— WHAT THE TASK REQUIRES —
Transcribe every record that appears below, exactly and in full.

—————

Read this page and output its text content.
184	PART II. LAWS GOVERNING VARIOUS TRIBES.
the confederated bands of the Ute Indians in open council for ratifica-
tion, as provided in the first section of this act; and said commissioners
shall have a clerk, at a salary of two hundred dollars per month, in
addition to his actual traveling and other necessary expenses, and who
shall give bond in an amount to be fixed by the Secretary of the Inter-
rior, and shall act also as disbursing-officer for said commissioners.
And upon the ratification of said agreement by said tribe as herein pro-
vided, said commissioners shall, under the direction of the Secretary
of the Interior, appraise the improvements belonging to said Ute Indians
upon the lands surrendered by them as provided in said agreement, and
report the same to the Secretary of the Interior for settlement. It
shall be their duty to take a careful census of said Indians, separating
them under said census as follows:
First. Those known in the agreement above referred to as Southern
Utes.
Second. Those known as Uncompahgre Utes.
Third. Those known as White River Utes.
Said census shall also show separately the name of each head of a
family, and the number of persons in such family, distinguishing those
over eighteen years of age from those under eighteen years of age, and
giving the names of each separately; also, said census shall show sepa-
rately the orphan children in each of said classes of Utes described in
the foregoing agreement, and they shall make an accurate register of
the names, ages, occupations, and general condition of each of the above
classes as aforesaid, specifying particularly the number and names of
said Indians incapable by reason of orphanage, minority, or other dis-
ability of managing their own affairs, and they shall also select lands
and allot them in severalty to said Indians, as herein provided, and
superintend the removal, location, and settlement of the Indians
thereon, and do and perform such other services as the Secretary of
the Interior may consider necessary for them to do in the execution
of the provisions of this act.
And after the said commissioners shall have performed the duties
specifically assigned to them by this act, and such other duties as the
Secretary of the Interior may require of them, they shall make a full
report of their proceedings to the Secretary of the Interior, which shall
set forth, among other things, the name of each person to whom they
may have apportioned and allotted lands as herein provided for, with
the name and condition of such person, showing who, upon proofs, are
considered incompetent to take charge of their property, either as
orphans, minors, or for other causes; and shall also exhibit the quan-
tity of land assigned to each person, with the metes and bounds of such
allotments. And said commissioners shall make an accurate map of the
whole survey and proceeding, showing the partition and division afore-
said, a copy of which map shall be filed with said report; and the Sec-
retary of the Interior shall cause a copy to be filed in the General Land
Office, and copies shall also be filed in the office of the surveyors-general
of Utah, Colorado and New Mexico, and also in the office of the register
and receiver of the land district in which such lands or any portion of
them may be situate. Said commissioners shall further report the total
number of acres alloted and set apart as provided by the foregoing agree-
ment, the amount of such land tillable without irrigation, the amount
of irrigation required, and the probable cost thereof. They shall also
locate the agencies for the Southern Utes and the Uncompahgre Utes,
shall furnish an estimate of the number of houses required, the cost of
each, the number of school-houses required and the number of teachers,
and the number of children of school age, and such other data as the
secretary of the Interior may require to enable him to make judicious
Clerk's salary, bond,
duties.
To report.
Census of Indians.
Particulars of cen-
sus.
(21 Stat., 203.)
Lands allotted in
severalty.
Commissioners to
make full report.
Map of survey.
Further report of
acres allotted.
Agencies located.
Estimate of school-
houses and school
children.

—————

— EXERCISE RESPONSE —
Read this page and output its text content.
184	PART II. LAWS GOVERNING VARIOUS TRIBES.
the confederated bands of the Ute Indians in open council for ratifica-
tion, as provided in the first section of this act; and said commissioners
shall have a clerk, at a salary of two hundred dollars per month, in
addition to his actual traveling and other necessary expenses, and who
shall give bond in an amount to be fixed by the Secretary of the Inter-
rior, and shall act also as disbursing-officer for said commissioners.
And upon the ratification of said agreement by said tribe as herein pro-
vided, said commissioners shall, under the direction of the Secretary
of the Interior, appraise the improvements belonging to said Ute Indians
upon the lands surrendered by them as provided in said agreement, and
report the same to the Secretary of the Interior for settlement. It
shall be their duty to take a careful census of said Indians, separating
them under said census as follows:
First. Those known in the agreement above referred to as Southern
Utes.
Second. Those known as Uncompahgre Utes.
Third. Those known as White River Utes.
Said census shall also show separately the name of each head of a
family, and the number of persons in such family, distinguishing those
over eighteen years of age from those under eighteen years of age, and
giving the names of each separately; also, said census shall show sepa-
rately the orphan children in each of said classes of Utes described in
the foregoing agreement, and they shall make an accurate register of
the names, ages, occupations, and general condition of each of the above
classes as aforesaid, specifying particularly the number and names of
said Indians incapable by reason of orphanage, minority, or other dis-
ability of managing their own affairs, and they shall also select lands
and allot them in severalty to said Indians, as herein provided, and
superintend the removal, location, and settlement of the Indians
thereon, and do and perform such other services as the Secretary of
the Interior may consider necessary for them to do in the execution
of the provisions of this act.
And after the said commissioners shall have performed the duties
specifically assigned to them by this act, and such other duties as the
Secretary of the Interior may require of them, they shall make a full
report of their proceedings to the Secretary of the Interior, which shall
set forth, among other things, the name of each person to whom they
may have apportioned and allotted lands as herein provided for, with
the name and condition of such person, showing who, upon proofs, are
considered incompetent to take charge of their property, either as
orphans, minors, or for other causes; and shall also exhibit the quan-
tity of land assigned to each person, with the metes and bounds of such
allotments. And said commissioners shall make an accurate map of the
whole survey and proceeding, showing the partition and division afore-
said, a copy of which map shall be filed with said report; and the Sec-
retary of the Interior shall cause a copy to be filed in the General Land
Office, and copies shall also be filed in the office of the surveyors-general
of Utah, Colorado and New Mexico, and also in the office of the register
and receiver of the land district in which such lands or any portion of
them may be situate. Said commissioners shall further report the total
number of acres alloted and set apart as provided by the foregoing agree-
ment, the amount of such land tillable without irrigation, the amount
of irrigation required, and the probable cost thereof. They shall also
locate the agencies for the Southern Utes and the Uncompahgre Utes,
shall furnish an estimate of the number of houses required, the cost of
each, the number of school-houses required and the number of teachers,
and the number of children of school age, and such other data as the
secretary of the Interior may require to enable him to make judicious
Clerk's salary, bond,
duties.
To report.
Census of Indians.
Particulars of cen-
sus.
(21 Stat., 203.)
Lands allotted in
severalty.
Commissioners to
make full report.
Map of survey.
Further report of
acres allotted.
Agencies located.
Estimate of school-
houses and school
children.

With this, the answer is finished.